WHAT TO PRODUCE: Write out the entries below once more, exactly.
┌────────
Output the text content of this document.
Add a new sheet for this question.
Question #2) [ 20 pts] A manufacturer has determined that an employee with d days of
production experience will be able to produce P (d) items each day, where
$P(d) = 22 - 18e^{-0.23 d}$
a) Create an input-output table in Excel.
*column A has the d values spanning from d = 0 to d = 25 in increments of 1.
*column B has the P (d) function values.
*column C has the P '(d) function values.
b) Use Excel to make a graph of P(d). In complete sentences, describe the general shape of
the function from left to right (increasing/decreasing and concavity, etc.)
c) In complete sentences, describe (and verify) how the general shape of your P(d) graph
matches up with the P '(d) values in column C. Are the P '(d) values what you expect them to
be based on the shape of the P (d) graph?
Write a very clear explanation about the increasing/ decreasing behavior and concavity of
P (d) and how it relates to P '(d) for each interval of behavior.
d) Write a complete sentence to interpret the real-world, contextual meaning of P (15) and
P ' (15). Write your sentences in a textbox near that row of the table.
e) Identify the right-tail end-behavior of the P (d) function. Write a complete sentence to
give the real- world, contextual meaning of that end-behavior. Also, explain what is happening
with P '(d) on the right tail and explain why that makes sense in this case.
└────────
RESULT OF THIS EXERCISE:
Output the text content of this document.
Add a new sheet for this question.
Question #2) [ 20 pts] A manufacturer has determined that an employee with d days of
production experience will be able to produce P (d) items each day, where
$P(d) = 22 - 18e^{-0.23 d}$
a) Create an input-output table in Excel.
*column A has the d values spanning from d = 0 to d = 25 in increments of 1.
*column B has the P (d) function values.
*column C has the P '(d) function values.
b) Use Excel to make a graph of P(d). In complete sentences, describe the general shape of
the function from left to right (increasing/decreasing and concavity, etc.)
c) In complete sentences, describe (and verify) how the general shape of your P(d) graph
matches up with the P '(d) values in column C. Are the P '(d) values what you expect them to
be based on the shape of the P (d) graph?
Write a very clear explanation about the increasing/ decreasing behavior and concavity of
P (d) and how it relates to P '(d) for each interval of behavior.
d) Write a complete sentence to interpret the real-world, contextual meaning of P (15) and
P ' (15). Write your sentences in a textbox near that row of the table.
e) Identify the right-tail end-behavior of the P (d) function. Write a complete sentence to
give the real- world, contextual meaning of that end-behavior. Also, explain what is happening
with P '(d) on the right tail and explain why that makes sense in this case.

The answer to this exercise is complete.